Excerpts from a dataset
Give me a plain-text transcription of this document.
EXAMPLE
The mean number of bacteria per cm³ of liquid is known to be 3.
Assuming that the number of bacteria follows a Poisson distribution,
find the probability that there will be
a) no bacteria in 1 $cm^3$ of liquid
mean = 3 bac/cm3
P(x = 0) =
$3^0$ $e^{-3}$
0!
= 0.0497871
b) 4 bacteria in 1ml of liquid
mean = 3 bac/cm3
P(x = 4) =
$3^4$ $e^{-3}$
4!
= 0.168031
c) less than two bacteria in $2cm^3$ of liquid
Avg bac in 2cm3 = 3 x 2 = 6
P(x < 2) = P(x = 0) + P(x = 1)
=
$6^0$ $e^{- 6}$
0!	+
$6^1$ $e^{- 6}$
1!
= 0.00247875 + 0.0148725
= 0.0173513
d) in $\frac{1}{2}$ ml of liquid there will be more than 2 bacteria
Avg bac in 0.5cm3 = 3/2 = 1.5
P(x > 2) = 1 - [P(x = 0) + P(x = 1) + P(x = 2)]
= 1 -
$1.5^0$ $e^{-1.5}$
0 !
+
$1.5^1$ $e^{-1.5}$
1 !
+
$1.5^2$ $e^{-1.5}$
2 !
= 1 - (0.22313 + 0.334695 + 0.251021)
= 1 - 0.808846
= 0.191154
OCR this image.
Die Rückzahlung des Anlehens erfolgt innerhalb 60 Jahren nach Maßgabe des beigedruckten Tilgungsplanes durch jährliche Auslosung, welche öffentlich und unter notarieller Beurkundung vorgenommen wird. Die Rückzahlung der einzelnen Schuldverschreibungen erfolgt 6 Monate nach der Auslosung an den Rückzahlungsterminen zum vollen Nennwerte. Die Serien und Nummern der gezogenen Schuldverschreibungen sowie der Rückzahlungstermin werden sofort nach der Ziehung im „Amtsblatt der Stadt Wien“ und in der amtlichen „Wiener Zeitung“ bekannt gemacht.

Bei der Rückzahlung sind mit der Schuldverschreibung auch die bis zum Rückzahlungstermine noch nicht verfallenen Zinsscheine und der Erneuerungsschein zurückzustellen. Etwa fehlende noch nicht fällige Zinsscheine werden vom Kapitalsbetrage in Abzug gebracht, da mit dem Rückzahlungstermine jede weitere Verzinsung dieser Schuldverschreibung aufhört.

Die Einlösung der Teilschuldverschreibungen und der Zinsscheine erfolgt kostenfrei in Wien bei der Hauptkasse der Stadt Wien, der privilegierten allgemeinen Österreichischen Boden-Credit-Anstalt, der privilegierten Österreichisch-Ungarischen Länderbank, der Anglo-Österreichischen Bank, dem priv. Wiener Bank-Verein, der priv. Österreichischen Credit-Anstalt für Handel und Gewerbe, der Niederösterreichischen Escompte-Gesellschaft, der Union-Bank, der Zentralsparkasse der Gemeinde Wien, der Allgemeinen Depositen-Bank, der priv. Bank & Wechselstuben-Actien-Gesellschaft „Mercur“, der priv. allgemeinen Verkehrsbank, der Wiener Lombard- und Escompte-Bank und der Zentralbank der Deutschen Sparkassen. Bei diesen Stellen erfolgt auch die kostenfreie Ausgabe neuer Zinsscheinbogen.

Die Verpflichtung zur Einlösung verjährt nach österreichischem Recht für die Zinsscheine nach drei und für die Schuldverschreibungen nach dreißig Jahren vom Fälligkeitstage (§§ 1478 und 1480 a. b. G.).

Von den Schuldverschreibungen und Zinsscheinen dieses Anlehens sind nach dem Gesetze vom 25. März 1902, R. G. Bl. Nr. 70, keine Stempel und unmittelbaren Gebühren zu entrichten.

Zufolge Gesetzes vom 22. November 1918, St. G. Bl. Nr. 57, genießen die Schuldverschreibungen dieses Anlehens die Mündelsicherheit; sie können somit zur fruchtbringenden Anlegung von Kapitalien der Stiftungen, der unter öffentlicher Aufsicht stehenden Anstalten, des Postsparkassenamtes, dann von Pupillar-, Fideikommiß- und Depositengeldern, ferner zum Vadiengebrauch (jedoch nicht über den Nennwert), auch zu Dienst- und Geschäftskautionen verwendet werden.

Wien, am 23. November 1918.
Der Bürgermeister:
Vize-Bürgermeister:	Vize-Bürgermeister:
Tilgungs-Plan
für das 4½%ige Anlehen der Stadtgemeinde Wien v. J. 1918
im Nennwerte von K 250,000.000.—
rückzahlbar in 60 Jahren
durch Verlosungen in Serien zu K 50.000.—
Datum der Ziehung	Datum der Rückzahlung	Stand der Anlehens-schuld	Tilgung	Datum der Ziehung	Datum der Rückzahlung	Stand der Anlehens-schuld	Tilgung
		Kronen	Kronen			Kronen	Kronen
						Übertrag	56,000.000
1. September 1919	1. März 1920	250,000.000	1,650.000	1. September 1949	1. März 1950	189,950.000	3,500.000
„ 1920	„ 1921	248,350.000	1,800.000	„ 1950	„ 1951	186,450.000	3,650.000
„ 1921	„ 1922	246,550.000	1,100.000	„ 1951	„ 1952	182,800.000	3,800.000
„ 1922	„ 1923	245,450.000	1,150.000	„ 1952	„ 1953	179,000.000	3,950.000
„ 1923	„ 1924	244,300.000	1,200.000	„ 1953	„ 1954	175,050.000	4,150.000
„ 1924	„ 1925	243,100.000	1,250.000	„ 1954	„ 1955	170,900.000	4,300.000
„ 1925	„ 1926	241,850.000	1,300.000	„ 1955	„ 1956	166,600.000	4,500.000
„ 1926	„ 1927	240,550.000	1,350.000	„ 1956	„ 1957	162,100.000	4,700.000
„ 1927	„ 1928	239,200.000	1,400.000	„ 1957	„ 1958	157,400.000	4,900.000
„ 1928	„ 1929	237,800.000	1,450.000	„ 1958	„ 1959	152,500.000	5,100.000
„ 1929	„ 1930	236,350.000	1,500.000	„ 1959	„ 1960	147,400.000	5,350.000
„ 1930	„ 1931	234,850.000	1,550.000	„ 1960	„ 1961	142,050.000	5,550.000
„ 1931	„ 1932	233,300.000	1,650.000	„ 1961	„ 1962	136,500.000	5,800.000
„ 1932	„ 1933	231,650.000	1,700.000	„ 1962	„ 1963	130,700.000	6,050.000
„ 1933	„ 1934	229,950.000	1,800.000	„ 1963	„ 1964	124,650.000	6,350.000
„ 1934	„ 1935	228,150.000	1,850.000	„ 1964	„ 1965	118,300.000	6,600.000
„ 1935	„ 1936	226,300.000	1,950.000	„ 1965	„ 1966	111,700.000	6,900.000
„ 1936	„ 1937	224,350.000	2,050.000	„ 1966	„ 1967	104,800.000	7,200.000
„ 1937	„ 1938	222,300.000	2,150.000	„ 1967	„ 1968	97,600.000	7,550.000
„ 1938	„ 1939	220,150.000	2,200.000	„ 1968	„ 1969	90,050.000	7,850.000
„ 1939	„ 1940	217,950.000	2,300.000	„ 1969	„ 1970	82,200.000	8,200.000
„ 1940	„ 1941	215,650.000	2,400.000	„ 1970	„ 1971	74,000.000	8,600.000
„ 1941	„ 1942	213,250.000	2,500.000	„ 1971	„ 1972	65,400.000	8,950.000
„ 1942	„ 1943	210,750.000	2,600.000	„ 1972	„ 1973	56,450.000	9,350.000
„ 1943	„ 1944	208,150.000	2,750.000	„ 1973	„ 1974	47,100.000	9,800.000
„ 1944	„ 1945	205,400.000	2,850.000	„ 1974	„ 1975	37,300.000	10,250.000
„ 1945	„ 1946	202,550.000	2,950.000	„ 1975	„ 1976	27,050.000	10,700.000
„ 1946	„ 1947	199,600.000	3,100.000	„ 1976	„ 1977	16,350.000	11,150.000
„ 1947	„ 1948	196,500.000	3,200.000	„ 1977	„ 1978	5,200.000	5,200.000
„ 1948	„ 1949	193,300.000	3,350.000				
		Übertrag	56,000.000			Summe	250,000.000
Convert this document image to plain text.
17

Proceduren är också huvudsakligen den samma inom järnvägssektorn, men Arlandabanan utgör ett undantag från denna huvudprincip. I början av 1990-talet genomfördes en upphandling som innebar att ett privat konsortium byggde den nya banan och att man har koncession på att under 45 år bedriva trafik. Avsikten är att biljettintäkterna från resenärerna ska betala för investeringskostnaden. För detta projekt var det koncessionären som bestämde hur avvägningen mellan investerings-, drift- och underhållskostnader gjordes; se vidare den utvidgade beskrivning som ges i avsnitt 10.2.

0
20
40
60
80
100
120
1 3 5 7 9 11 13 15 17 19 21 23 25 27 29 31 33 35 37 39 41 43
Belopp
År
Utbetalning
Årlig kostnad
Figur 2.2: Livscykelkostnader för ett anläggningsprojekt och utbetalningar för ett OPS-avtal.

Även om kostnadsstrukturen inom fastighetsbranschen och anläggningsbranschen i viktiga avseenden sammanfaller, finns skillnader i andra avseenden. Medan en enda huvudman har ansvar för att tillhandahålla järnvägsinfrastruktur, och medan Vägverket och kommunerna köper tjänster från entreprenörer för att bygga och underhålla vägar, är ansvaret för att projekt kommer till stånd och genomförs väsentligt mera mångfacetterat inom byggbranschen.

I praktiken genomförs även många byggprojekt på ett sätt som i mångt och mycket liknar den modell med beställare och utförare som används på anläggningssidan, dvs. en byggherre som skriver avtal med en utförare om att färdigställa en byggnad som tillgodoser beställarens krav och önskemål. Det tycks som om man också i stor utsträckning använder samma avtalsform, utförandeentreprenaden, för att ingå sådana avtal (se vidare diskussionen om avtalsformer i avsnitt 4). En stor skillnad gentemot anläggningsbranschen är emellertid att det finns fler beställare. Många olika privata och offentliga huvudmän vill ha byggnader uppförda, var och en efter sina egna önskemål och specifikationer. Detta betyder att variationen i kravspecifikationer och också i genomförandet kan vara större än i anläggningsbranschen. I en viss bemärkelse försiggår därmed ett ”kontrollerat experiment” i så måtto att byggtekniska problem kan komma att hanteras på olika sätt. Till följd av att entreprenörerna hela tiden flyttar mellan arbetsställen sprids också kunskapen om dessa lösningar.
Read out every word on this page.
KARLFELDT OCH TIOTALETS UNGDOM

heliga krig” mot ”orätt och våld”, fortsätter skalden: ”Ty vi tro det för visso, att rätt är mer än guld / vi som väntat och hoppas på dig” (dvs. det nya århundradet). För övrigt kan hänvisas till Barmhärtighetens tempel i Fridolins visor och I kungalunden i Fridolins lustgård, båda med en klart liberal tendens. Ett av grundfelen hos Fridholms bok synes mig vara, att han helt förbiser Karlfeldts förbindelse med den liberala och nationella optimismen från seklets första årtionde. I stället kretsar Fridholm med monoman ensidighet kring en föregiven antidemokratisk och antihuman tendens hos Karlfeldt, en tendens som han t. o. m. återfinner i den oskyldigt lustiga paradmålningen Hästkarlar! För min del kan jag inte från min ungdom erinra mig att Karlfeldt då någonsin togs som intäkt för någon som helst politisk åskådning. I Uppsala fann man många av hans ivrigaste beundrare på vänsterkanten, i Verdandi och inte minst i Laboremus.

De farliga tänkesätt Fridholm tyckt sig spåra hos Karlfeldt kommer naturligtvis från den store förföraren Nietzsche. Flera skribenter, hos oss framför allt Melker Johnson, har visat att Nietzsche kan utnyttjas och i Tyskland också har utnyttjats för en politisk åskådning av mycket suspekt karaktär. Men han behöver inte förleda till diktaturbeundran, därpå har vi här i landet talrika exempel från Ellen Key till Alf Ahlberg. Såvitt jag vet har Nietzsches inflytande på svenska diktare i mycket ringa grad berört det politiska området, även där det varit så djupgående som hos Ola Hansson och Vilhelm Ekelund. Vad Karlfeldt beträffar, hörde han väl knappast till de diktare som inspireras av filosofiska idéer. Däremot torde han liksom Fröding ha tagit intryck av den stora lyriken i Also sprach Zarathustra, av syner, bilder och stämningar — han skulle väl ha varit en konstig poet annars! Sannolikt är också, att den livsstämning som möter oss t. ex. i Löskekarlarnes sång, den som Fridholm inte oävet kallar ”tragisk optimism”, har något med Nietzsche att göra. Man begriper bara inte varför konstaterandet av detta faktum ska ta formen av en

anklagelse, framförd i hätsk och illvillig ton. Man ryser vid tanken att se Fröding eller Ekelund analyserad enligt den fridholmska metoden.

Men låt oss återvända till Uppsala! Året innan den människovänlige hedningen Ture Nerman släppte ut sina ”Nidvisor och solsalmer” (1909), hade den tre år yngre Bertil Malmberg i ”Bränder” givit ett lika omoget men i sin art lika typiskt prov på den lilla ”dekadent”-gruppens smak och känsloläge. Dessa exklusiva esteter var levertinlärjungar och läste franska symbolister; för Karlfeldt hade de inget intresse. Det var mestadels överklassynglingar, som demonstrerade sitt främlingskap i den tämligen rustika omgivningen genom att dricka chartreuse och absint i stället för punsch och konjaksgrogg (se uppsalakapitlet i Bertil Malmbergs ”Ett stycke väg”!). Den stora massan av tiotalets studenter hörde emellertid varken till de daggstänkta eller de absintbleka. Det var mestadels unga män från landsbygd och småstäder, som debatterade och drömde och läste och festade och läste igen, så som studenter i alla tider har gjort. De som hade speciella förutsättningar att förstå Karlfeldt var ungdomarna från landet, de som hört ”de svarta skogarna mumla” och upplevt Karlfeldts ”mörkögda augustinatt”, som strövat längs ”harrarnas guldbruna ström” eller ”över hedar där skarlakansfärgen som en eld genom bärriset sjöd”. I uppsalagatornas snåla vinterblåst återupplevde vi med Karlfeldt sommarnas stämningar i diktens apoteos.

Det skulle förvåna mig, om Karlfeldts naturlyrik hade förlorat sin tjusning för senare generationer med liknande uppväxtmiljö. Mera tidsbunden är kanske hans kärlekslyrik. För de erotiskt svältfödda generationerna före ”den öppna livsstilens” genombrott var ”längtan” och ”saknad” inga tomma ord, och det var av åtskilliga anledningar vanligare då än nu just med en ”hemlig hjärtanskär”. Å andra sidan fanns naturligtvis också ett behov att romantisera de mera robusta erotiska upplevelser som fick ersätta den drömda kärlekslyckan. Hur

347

**What is needed**
The expected answer is every line above in which the word "många" appears.

**Answer section**
I praktiken genomförs även många byggprojekt på ett sätt som i mångt och mycket liknar den modell med beställare och utförare som används på anläggningssidan, dvs. en byggherre som skriver avtal med en utförare om att färdigställa en byggnad som tillgodoser beställarens krav och önskemål. Det tycks som om man också i stor utsträckning använder samma avtalsform, utförandeentreprenaden, för att ingå sådana avtal (se vidare diskussionen om avtalsformer i avsnitt 4). En stor skillnad gentemot anläggningsbranschen är emellertid att det finns fler beställare. Många olika privata och offentliga huvudmän vill ha byggnader uppförda, var och en efter sina egna önskemål och specifikationer. Detta betyder att variationen i kravspecifikationer och också i genomförandet kan vara större än i anläggningsbranschen. I en viss bemärkelse försiggår därmed ett ”kontrollerat experiment” i så måtto att byggtekniska problem kan komma att hanteras på olika sätt. Till följd av att entreprenörerna hela tiden flyttar mellan arbetsställen sprids också kunskapen om dessa lösningar.
heliga krig” mot ”orätt och våld”, fortsätter skalden: ”Ty vi tro det för visso, att rätt är mer än guld / vi som väntat och hoppas på dig” (dvs. det nya århundradet). För övrigt kan hänvisas till Barmhärtighetens tempel i Fridolins visor och I kungalunden i Fridolins lustgård, båda med en klart liberal tendens. Ett av grundfelen hos Fridholms bok synes mig vara, att han helt förbiser Karlfeldts förbindelse med den liberala och nationella optimismen från seklets första årtionde. I stället kretsar Fridholm med monoman ensidighet kring en föregiven antidemokratisk och antihuman tendens hos Karlfeldt, en tendens som han t. o. m. återfinner i den oskyldigt lustiga paradmålningen Hästkarlar! För min del kan jag inte från min ungdom erinra mig att Karlfeldt då någonsin togs som intäkt för någon som helst politisk åskådning. I Uppsala fann man många av hans ivrigaste beundrare på vänsterkanten, i Verdandi och inte minst i Laboremus.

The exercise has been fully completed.